*SHORT EXERCISE:*
In the entries that follow, count each line containing "this" and state the total, nothing more.

*EXCERPTED DATA:*
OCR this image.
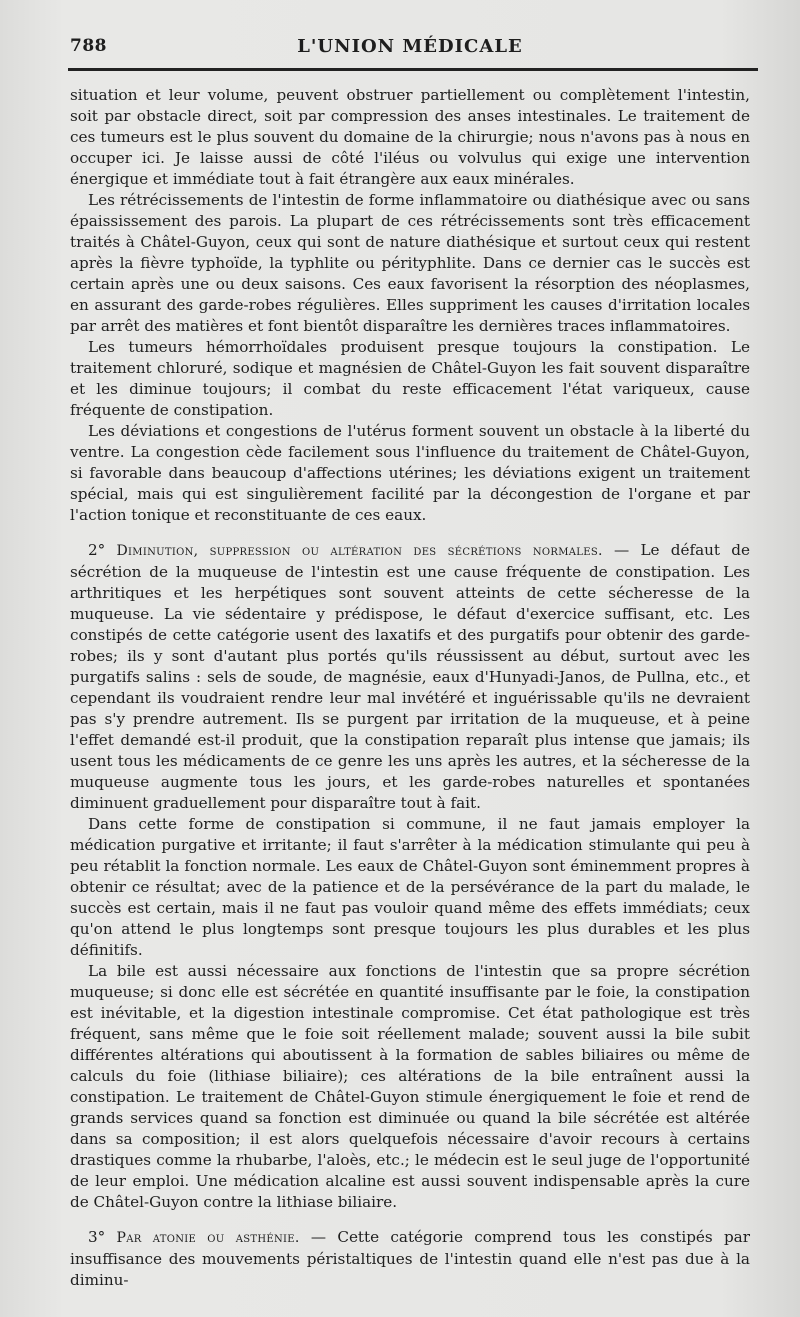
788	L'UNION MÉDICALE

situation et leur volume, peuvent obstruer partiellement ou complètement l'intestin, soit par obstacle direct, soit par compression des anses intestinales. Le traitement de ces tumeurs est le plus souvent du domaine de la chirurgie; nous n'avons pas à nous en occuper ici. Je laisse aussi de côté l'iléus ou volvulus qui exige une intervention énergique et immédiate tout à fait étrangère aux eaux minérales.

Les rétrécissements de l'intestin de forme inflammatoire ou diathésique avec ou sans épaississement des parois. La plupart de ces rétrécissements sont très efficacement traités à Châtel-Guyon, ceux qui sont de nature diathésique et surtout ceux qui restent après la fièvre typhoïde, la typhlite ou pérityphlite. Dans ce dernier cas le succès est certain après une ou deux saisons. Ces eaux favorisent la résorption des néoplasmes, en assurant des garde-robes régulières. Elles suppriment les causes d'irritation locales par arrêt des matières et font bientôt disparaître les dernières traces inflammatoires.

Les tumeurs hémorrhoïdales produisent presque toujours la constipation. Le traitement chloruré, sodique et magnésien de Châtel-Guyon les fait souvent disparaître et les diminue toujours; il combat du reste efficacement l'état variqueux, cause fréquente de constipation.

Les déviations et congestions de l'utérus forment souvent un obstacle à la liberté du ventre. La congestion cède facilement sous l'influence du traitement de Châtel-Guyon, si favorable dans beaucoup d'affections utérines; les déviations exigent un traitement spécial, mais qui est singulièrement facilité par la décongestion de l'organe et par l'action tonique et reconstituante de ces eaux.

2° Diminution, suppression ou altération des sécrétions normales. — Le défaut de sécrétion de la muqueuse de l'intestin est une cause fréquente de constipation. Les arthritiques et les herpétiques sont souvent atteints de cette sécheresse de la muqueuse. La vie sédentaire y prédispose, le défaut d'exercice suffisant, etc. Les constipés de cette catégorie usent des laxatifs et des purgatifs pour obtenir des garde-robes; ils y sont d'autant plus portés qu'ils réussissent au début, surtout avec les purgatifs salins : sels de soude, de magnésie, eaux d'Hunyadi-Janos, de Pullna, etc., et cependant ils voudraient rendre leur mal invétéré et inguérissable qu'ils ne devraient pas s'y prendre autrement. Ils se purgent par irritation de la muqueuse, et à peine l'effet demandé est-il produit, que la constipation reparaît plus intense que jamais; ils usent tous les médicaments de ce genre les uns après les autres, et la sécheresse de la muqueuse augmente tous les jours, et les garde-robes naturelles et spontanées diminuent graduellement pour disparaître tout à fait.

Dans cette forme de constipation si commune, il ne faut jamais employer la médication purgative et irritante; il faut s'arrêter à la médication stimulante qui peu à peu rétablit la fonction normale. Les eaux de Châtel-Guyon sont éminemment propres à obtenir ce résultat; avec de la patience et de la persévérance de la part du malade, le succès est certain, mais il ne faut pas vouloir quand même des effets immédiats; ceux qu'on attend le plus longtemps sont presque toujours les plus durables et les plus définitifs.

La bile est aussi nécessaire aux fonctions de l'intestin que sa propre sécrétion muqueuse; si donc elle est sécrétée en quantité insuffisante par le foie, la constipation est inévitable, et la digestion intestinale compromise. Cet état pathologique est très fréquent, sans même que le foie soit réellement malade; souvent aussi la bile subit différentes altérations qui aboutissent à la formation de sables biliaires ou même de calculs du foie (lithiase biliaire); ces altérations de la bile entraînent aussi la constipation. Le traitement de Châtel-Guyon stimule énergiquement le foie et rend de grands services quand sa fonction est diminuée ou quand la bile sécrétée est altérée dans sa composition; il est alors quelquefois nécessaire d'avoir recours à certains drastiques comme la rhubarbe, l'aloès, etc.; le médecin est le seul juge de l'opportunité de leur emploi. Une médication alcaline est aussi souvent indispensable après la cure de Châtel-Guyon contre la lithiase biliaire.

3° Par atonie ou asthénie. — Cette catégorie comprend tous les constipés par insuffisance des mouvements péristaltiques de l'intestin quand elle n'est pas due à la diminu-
--
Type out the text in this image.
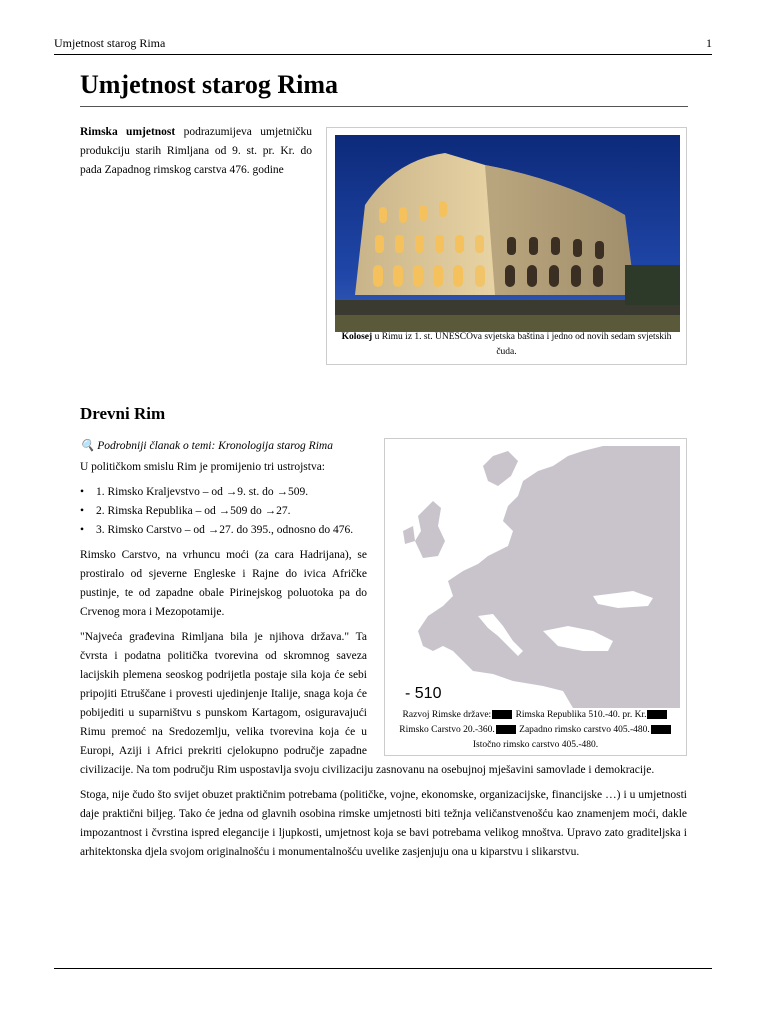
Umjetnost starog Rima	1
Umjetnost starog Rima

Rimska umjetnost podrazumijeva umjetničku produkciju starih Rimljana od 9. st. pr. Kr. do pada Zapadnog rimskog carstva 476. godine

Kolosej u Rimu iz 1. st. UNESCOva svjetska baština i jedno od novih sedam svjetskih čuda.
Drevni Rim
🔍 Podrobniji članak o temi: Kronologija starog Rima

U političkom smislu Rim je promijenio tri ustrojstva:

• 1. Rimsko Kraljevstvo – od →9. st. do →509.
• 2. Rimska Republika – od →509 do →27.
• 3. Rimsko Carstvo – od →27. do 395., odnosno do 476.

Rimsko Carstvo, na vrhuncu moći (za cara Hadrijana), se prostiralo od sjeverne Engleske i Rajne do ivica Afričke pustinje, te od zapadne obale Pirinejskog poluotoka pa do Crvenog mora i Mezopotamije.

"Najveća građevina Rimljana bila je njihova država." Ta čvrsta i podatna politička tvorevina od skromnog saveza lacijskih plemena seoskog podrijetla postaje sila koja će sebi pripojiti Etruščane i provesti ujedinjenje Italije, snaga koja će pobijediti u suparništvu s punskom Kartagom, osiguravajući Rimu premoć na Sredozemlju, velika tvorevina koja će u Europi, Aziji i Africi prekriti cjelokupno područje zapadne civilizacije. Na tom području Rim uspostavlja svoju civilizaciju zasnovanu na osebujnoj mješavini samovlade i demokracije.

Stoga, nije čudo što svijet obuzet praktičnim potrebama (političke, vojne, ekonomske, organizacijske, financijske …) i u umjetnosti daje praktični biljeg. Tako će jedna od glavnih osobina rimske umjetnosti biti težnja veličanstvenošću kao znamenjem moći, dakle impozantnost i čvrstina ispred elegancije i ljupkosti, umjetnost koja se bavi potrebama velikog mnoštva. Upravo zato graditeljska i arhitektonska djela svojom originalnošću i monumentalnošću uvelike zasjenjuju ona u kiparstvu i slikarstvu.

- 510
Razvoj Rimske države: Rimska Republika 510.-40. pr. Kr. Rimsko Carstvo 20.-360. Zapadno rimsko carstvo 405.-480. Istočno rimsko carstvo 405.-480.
...
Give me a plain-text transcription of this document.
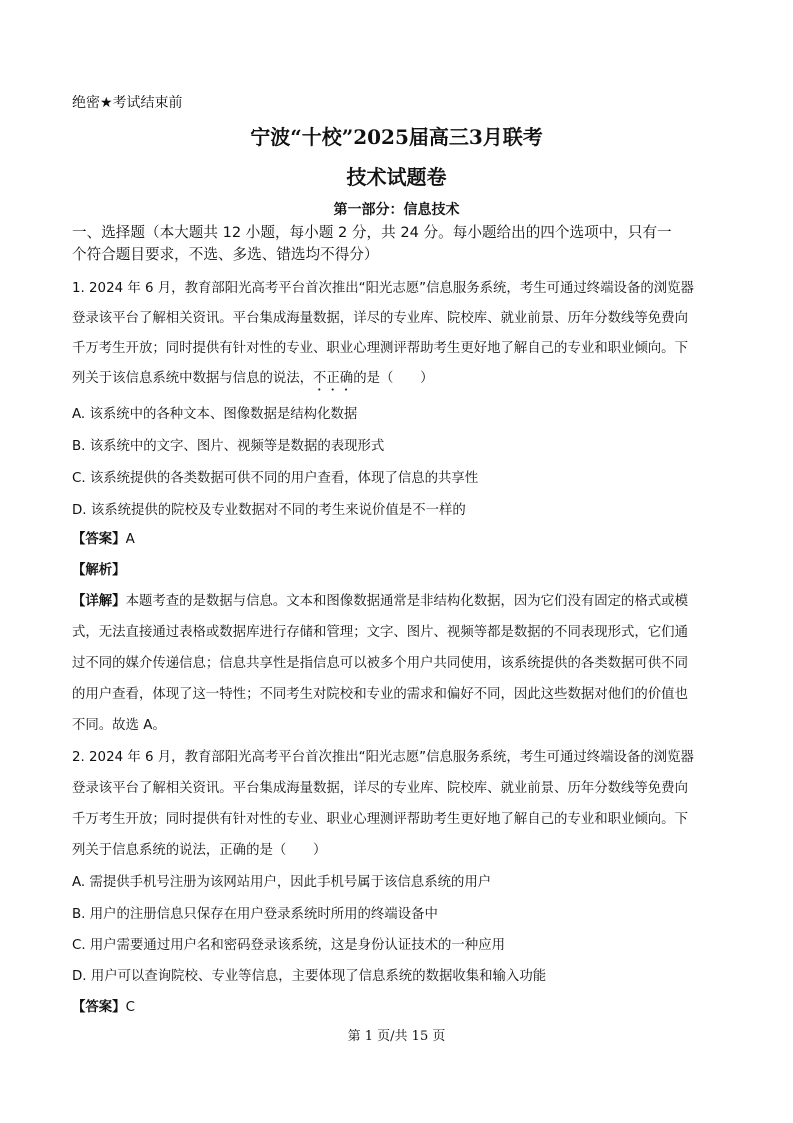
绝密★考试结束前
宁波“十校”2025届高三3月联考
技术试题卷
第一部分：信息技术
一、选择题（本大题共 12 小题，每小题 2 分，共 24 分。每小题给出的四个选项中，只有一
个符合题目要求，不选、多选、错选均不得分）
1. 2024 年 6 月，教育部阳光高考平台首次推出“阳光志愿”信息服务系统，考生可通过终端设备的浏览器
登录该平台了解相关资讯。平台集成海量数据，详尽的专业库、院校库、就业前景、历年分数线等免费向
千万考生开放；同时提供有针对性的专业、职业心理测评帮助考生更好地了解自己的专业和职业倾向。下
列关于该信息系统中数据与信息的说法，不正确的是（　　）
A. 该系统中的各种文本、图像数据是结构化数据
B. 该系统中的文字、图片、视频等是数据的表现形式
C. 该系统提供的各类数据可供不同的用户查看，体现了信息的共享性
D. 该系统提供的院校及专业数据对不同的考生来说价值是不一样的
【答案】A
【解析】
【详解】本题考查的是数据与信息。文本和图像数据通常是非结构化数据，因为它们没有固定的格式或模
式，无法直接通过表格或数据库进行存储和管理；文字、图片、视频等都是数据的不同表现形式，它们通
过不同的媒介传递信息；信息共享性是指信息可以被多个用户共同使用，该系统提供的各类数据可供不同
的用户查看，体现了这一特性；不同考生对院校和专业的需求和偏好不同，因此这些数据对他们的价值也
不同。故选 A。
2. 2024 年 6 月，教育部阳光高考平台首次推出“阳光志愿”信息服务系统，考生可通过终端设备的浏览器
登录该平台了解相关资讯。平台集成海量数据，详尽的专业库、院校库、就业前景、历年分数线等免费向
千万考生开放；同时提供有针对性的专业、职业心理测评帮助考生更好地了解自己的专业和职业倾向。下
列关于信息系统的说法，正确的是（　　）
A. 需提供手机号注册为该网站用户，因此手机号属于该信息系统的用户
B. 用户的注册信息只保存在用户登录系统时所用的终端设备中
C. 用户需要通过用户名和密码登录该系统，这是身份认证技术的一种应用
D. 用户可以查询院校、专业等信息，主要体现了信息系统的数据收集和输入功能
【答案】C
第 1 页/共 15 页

*EXERCISE RESPONSE:*
3